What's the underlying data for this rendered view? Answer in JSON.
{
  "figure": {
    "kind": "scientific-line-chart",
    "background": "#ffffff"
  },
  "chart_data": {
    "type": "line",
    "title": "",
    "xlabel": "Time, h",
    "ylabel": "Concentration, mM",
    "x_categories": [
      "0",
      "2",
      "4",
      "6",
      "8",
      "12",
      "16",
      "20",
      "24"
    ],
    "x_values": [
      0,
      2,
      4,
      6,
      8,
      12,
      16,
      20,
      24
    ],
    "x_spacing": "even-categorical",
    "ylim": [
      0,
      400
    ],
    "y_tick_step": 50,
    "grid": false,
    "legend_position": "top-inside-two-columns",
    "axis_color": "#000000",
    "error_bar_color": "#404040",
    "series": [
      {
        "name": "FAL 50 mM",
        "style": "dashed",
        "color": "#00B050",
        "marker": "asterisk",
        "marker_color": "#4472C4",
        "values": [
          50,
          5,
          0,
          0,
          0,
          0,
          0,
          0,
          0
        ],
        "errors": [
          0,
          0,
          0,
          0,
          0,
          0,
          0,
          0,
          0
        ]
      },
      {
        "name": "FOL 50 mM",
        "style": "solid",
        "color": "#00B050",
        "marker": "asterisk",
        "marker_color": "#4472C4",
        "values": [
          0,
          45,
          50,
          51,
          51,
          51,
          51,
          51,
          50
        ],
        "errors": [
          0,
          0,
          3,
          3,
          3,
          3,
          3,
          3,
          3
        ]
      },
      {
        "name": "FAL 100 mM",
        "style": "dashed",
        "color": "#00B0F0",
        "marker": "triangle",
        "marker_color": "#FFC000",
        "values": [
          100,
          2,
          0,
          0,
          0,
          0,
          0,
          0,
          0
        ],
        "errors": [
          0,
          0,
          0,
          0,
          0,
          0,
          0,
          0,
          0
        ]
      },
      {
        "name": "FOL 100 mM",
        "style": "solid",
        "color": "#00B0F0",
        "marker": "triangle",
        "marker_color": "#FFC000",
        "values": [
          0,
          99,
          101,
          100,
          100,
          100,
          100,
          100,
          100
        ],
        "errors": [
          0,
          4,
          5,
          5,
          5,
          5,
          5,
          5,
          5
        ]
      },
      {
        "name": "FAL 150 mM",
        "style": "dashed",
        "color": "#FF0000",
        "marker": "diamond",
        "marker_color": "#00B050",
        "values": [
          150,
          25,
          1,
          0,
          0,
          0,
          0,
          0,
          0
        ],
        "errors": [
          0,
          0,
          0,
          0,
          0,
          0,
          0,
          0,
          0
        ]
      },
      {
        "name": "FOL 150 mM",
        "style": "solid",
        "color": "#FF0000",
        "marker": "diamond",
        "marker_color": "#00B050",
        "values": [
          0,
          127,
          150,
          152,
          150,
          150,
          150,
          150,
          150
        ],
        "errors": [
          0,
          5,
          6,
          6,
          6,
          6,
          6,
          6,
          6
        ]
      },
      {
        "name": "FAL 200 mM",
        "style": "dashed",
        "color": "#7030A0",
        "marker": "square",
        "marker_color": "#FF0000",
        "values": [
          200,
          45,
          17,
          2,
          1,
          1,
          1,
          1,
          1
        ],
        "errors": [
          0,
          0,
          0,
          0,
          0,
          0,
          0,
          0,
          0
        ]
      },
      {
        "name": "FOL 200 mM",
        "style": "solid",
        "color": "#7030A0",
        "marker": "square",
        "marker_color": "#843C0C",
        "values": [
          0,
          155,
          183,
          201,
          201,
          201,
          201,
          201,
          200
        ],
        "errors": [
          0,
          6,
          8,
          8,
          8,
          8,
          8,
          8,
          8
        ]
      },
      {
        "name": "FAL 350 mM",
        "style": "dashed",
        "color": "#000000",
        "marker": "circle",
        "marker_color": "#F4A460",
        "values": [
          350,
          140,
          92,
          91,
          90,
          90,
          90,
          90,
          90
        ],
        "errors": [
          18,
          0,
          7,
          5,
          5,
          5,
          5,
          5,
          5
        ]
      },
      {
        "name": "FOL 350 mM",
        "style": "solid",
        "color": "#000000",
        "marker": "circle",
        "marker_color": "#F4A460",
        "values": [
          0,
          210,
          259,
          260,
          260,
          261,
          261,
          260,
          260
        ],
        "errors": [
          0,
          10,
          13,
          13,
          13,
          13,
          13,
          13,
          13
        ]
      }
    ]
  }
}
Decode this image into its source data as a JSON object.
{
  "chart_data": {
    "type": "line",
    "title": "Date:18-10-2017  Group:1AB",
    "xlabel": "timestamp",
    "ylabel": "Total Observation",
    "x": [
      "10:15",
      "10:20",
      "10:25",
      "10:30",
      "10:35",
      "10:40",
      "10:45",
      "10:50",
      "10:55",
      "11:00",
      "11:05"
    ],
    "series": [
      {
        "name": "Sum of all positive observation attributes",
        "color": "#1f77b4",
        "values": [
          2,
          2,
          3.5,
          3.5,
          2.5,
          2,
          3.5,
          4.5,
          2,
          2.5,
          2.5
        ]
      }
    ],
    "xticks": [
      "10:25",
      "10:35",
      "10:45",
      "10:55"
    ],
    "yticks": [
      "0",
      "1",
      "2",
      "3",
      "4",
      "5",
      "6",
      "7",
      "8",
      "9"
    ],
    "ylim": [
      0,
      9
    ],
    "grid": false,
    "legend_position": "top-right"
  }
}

^^^^^^^^

→ INSTRUCTION
Each line above is to be repeated exactly.

→ THE REPLY
What's the underlying data for this rendered view? Answer in JSON.
{
  "figure": {
    "kind": "scientific-line-chart",
    "background": "#ffffff"
  },
  "chart_data": {
    "type": "line",
    "title": "",
    "xlabel": "Time, h",
    "ylabel": "Concentration, mM",
    "x_categories": [
      "0",
      "2",
      "4",
      "6",
      "8",
      "12",
      "16",
      "20",
      "24"
    ],
    "x_values": [
      0,
      2,
      4,
      6,
      8,
      12,
      16,
      20,
      24
    ],
    "x_spacing": "even-categorical",
    "ylim": [
      0,
      400
    ],
    "y_tick_step": 50,
    "grid": false,
    "legend_position": "top-inside-two-columns",
    "axis_color": "#000000",
    "error_bar_color": "#404040",
    "series": [
      {
        "name": "FAL 50 mM",
        "style": "dashed",
        "color": "#00B050",
        "marker": "asterisk",
        "marker_color": "#4472C4",
        "values": [
          50,
          5,
          0,
          0,
          0,
          0,
          0,
          0,
          0
        ],
        "errors": [
          0,
          0,
          0,
          0,
          0,
          0,
          0,
          0,
          0
        ]
      },
      {
        "name": "FOL 50 mM",
        "style": "solid",
        "color": "#00B050",
        "marker": "asterisk",
        "marker_color": "#4472C4",
        "values": [
          0,
          45,
          50,
          51,
          51,
          51,
          51,
          51,
          50
        ],
        "errors": [
          0,
          0,
          3,
          3,
          3,
          3,
          3,
          3,
          3
        ]
      },
      {
        "name": "FAL 100 mM",
        "style": "dashed",
        "color": "#00B0F0",
        "marker": "triangle",
        "marker_color": "#FFC000",
        "values": [
          100,
          2,
          0,
          0,
          0,
          0,
          0,
          0,
          0
        ],
        "errors": [
          0,
          0,
          0,
          0,
          0,
          0,
          0,
          0,
          0
        ]
      },
      {
        "name": "FOL 100 mM",
        "style": "solid",
        "color": "#00B0F0",
        "marker": "triangle",
        "marker_color": "#FFC000",
        "values": [
          0,
          99,
          101,
          100,
          100,
          100,
          100,
          100,
          100
        ],
        "errors": [
          0,
          4,
          5,
          5,
          5,
          5,
          5,
          5,
          5
        ]
      },
      {
        "name": "FAL 150 mM",
        "style": "dashed",
        "color": "#FF0000",
        "marker": "diamond",
        "marker_color": "#00B050",
        "values": [
          150,
          25,
          1,
          0,
          0,
          0,
          0,
          0,
          0
        ],
        "errors": [
          0,
          0,
          0,
          0,
          0,
          0,
          0,
          0,
          0
        ]
      },
      {
        "name": "FOL 150 mM",
        "style": "solid",
        "color": "#FF0000",
        "marker": "diamond",
        "marker_color": "#00B050",
        "values": [
          0,
          127,
          150,
          152,
          150,
          150,
          150,
          150,
          150
        ],
        "errors": [
          0,
          5,
          6,
          6,
          6,
          6,
          6,
          6,
          6
        ]
      },
      {
        "name": "FAL 200 mM",
        "style": "dashed",
        "color": "#7030A0",
        "marker": "square",
        "marker_color": "#FF0000",
        "values": [
          200,
          45,
          17,
          2,
          1,
          1,
          1,
          1,
          1
        ],
        "errors": [
          0,
          0,
          0,
          0,
          0,
          0,
          0,
          0,
          0
        ]
      },
      {
        "name": "FOL 200 mM",
        "style": "solid",
        "color": "#7030A0",
        "marker": "square",
        "marker_color": "#843C0C",
        "values": [
          0,
          155,
          183,
          201,
          201,
          201,
          201,
          201,
          200
        ],
        "errors": [
          0,
          6,
          8,
          8,
          8,
          8,
          8,
          8,
          8
        ]
      },
      {
        "name": "FAL 350 mM",
        "style": "dashed",
        "color": "#000000",
        "marker": "circle",
        "marker_color": "#F4A460",
        "values": [
          350,
          140,
          92,
          91,
          90,
          90,
          90,
          90,
          90
        ],
        "errors": [
          18,
          0,
          7,
          5,
          5,
          5,
          5,
          5,
          5
        ]
      },
      {
        "name": "FOL 350 mM",
        "style": "solid",
        "color": "#000000",
        "marker": "circle",
        "marker_color": "#F4A460",
        "values": [
          0,
          210,
          259,
          260,
          260,
          261,
          261,
          260,
          260
        ],
        "errors": [
          0,
          10,
          13,
          13,
          13,
          13,
          13,
          13,
          13
        ]
      }
    ]
  }
}
Decode this image into its source data as a JSON object.
{
  "chart_data": {
    "type": "line",
    "title": "Date:18-10-2017  Group:1AB",
    "xlabel": "timestamp",
    "ylabel": "Total Observation",
    "x": [
      "10:15",
      "10:20",
      "10:25",
      "10:30",
      "10:35",
      "10:40",
      "10:45",
      "10:50",
      "10:55",
      "11:00",
      "11:05"
    ],
    "series": [
      {
        "name": "Sum of all positive observation attributes",
        "color": "#1f77b4",
        "values": [
          2,
          2,
          3.5,
          3.5,
          2.5,
          2,
          3.5,
          4.5,
          2,
          2.5,
          2.5
        ]
      }
    ],
    "xticks": [
      "10:25",
      "10:35",
      "10:45",
      "10:55"
    ],
    "yticks": [
      "0",
      "1",
      "2",
      "3",
      "4",
      "5",
      "6",
      "7",
      "8",
      "9"
    ],
    "ylim": [
      0,
      9
    ],
    "grid": false,
    "legend_position": "top-right"
  }
}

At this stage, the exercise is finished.